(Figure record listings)
————————

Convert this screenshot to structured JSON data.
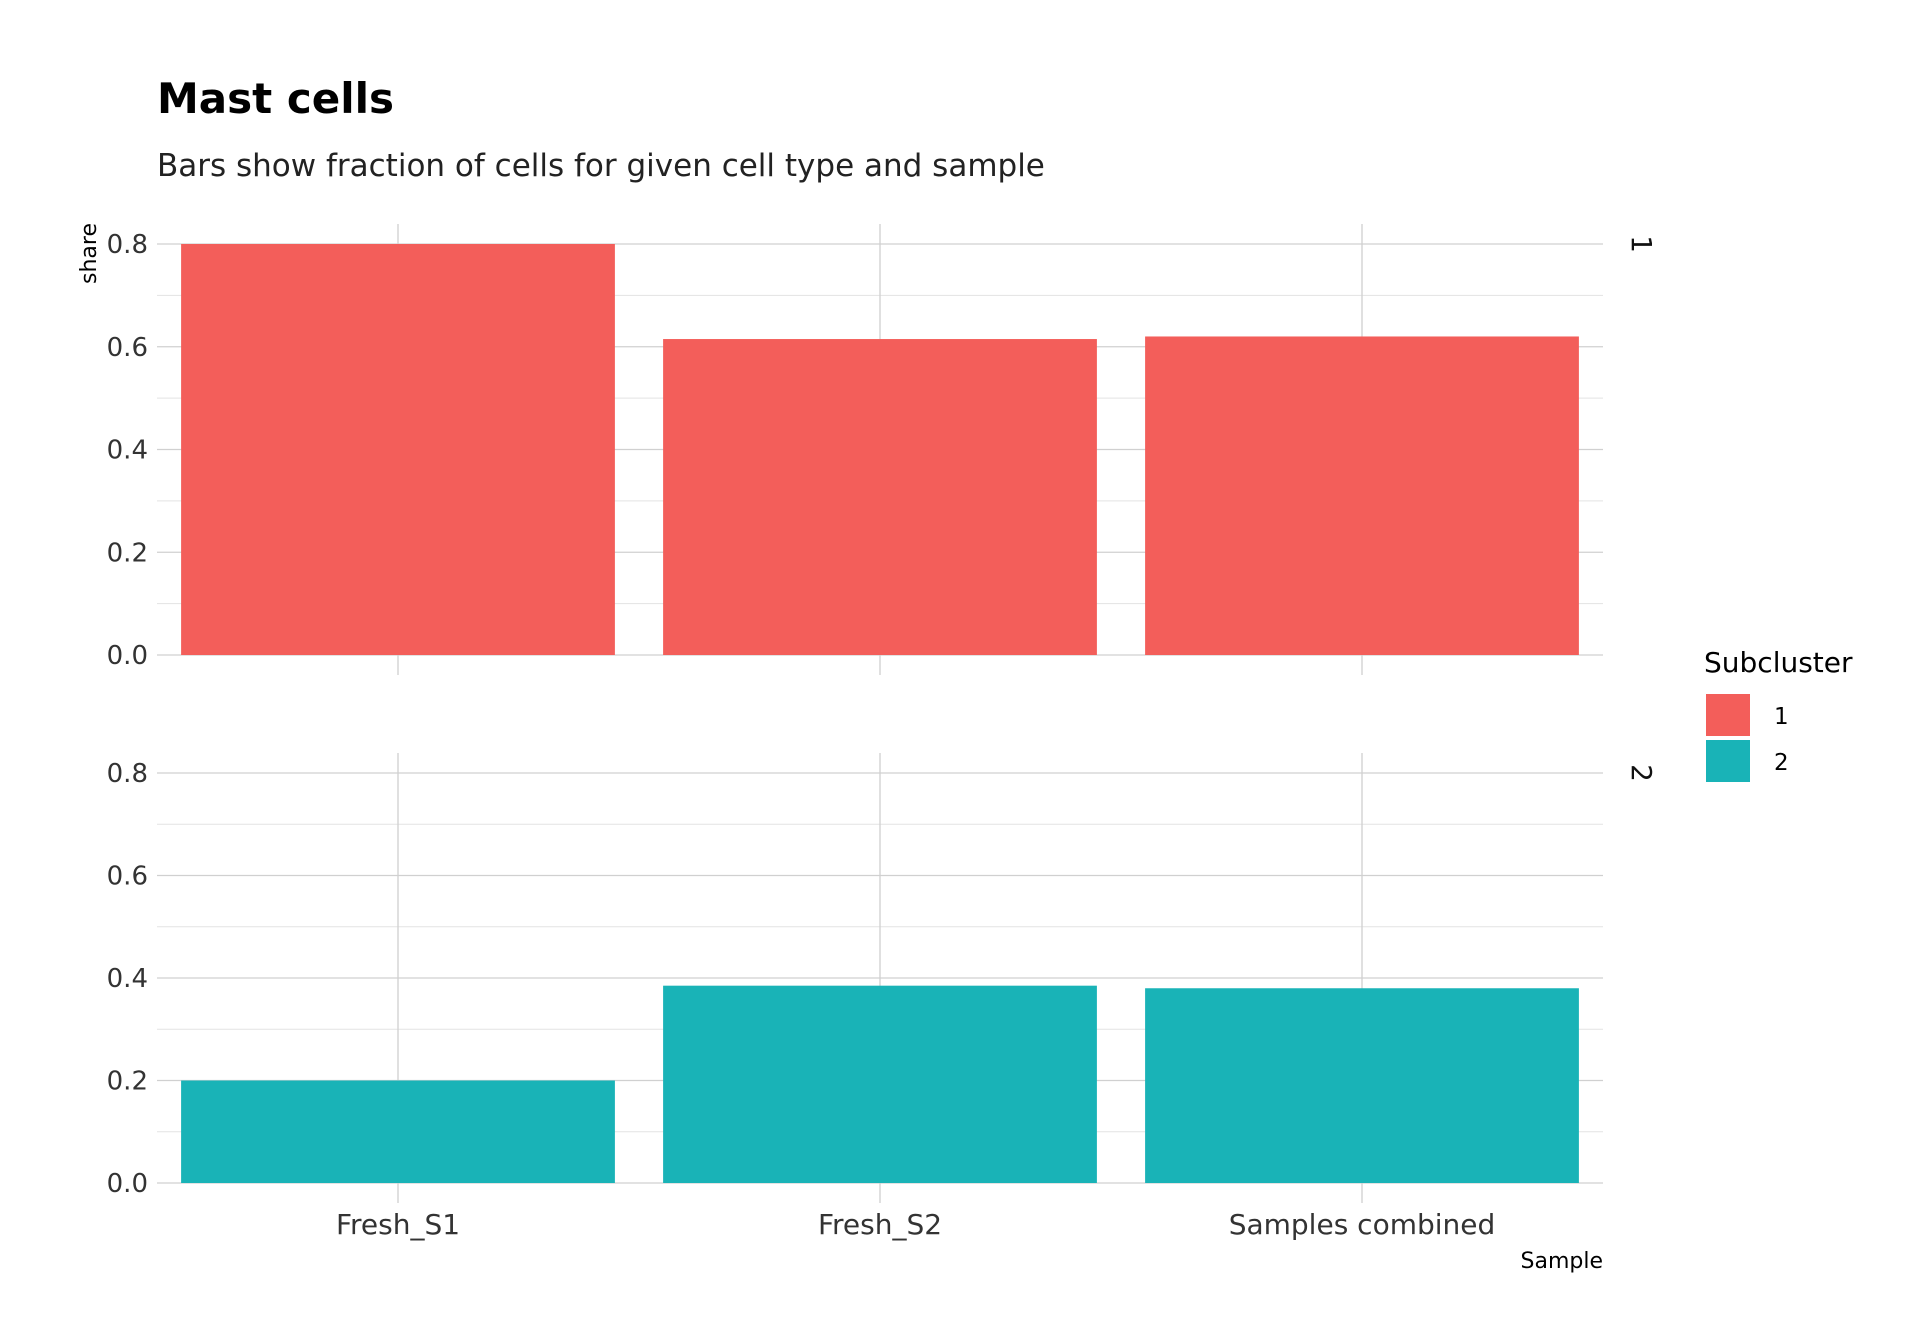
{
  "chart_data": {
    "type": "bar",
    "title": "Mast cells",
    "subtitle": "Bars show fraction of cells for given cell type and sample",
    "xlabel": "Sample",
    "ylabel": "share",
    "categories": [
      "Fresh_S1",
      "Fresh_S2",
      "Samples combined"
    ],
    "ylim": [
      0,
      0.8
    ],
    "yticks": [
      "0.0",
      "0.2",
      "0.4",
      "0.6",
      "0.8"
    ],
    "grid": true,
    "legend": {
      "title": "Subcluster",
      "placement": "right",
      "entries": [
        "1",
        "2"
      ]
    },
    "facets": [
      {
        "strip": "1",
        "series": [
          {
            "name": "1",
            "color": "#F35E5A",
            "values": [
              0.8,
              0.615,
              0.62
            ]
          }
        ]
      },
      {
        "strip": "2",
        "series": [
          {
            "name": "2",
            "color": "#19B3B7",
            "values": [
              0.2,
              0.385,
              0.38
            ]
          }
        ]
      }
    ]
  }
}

————————

§ DESCRIPTION OF THE TASK: When copying the data above, repeat every word exactly and drop the pictures.

§ EXERCISE RESULT:
Convert this screenshot to structured JSON data.
{
  "chart_data": {
    "type": "bar",
    "title": "Mast cells",
    "subtitle": "Bars show fraction of cells for given cell type and sample",
    "xlabel": "Sample",
    "ylabel": "share",
    "categories": [
      "Fresh_S1",
      "Fresh_S2",
      "Samples combined"
    ],
    "ylim": [
      0,
      0.8
    ],
    "yticks": [
      "0.0",
      "0.2",
      "0.4",
      "0.6",
      "0.8"
    ],
    "grid": true,
    "legend": {
      "title": "Subcluster",
      "placement": "right",
      "entries": [
        "1",
        "2"
      ]
    },
    "facets": [
      {
        "strip": "1",
        "series": [
          {
            "name": "1",
            "color": "#F35E5A",
            "values": [
              0.8,
              0.615,
              0.62
            ]
          }
        ]
      },
      {
        "strip": "2",
        "series": [
          {
            "name": "2",
            "color": "#19B3B7",
            "values": [
              0.2,
              0.385,
              0.38
            ]
          }
        ]
      }
    ]
  }
}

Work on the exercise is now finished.